RECORDS SHOWN:

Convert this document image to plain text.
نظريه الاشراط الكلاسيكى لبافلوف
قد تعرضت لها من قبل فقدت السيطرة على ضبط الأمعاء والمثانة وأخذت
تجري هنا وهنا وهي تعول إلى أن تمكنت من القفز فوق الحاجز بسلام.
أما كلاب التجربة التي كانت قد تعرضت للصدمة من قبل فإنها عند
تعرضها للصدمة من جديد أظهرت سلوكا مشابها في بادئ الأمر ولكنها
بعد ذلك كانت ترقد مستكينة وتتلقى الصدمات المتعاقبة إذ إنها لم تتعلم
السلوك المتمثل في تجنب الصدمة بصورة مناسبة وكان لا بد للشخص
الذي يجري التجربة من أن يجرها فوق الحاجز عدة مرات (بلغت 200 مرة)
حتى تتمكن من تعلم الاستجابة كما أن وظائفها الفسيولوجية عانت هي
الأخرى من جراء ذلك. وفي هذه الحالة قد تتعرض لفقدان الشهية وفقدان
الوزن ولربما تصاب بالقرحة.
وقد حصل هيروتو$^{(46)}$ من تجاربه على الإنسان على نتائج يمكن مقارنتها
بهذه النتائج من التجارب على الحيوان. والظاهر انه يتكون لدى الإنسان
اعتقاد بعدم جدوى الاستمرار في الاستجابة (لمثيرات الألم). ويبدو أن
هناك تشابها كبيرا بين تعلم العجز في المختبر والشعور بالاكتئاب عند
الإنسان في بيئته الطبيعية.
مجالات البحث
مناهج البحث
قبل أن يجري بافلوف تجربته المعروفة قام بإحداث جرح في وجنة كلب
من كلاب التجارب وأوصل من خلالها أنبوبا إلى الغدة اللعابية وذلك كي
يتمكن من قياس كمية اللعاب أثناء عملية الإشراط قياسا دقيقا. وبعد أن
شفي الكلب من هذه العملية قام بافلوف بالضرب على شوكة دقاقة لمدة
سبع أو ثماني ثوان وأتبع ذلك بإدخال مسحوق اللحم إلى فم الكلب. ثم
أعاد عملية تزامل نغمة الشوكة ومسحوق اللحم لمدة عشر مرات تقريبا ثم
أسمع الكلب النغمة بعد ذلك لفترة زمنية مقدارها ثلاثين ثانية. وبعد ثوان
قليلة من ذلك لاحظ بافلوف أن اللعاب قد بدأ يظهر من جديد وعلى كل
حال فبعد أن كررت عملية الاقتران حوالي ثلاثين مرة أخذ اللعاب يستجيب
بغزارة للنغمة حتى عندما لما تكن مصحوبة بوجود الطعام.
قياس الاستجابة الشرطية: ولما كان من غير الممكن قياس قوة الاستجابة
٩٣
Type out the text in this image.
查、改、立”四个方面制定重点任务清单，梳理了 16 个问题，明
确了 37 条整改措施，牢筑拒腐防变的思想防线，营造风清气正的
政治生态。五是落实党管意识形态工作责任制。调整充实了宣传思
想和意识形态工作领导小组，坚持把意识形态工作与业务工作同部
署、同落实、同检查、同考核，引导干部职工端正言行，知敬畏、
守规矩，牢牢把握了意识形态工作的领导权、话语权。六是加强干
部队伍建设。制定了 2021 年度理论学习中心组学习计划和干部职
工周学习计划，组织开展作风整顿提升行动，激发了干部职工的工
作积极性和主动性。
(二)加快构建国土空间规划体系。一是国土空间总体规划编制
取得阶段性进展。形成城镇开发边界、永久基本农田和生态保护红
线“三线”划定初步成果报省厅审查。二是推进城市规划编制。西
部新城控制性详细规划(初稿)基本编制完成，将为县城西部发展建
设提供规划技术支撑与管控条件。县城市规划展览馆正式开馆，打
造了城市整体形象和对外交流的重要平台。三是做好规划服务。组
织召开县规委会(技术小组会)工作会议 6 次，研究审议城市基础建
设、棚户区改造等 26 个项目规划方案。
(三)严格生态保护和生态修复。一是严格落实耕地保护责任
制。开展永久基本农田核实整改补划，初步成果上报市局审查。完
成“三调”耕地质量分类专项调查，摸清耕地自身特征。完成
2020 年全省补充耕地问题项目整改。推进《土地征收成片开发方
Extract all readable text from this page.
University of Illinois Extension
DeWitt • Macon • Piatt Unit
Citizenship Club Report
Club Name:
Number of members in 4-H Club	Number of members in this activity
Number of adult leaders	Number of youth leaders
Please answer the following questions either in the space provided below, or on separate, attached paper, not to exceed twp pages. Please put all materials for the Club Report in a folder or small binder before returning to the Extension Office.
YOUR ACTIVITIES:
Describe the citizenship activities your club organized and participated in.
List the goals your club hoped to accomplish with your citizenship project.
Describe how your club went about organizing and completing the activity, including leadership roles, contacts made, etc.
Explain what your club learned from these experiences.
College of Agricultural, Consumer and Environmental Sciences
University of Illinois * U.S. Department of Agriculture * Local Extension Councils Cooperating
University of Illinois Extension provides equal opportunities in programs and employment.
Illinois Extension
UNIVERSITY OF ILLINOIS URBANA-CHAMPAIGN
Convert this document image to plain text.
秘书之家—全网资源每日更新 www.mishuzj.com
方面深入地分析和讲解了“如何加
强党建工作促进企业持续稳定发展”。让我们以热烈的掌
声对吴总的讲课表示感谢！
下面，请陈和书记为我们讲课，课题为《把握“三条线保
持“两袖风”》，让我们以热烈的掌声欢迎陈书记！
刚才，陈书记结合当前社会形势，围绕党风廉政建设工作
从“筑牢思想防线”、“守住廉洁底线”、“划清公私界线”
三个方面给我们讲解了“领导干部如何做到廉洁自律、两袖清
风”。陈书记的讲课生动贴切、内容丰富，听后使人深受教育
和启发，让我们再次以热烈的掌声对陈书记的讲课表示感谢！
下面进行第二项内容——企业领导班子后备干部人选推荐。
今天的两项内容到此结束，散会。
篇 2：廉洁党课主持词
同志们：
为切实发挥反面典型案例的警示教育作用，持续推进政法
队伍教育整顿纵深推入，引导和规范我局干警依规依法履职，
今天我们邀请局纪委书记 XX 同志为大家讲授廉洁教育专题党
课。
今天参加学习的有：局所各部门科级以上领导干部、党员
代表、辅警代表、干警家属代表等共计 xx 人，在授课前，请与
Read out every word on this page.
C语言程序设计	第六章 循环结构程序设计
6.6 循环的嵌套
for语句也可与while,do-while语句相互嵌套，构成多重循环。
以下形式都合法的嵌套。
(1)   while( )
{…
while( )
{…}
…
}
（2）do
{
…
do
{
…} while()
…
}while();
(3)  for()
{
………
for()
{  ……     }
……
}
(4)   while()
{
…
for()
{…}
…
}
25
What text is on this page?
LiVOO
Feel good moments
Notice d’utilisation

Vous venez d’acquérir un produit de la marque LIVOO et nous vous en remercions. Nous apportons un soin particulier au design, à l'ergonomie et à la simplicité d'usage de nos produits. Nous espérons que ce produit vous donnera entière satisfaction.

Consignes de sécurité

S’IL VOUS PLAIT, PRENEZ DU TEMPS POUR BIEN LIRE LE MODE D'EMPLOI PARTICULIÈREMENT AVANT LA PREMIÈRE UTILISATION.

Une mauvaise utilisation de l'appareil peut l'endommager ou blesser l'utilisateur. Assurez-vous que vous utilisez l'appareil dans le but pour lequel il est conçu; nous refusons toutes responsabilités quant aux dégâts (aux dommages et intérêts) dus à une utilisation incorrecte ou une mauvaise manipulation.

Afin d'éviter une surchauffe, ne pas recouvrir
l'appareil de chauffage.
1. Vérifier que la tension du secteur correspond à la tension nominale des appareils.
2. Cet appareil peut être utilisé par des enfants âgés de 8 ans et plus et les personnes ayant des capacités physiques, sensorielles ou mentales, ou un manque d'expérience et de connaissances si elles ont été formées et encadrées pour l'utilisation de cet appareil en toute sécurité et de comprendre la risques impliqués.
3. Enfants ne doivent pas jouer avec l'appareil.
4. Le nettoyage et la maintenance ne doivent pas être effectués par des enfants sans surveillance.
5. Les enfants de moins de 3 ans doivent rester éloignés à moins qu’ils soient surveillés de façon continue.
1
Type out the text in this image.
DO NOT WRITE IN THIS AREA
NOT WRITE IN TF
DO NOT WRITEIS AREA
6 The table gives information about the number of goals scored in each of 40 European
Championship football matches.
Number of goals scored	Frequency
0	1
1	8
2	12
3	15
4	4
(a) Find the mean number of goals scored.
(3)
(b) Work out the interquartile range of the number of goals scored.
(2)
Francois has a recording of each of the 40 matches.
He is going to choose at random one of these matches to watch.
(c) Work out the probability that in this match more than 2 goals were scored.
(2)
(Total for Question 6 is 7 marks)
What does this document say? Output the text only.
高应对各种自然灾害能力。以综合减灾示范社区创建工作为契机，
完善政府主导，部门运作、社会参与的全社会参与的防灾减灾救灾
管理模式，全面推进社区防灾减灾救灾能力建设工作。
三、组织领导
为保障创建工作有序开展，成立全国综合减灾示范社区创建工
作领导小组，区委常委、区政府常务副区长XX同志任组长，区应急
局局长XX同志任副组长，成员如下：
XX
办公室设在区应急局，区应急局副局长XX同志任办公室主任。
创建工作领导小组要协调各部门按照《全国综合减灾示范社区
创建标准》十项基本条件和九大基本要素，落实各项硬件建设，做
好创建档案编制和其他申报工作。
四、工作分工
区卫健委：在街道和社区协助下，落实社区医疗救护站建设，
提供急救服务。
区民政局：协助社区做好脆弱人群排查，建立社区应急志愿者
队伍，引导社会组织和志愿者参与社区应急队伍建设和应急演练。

TASK TO CARRY OUT: Pull out and copy each line containing the string "doivent".

RESULT FOR THIS EXERCISE:
3. Enfants ne doivent pas jouer avec l'appareil.
4. Le nettoyage et la maintenance ne doivent pas être effectués par des enfants sans surveillance.
5. Les enfants de moins de 3 ans doivent rester éloignés à moins qu’ils soient surveillés de façon continue.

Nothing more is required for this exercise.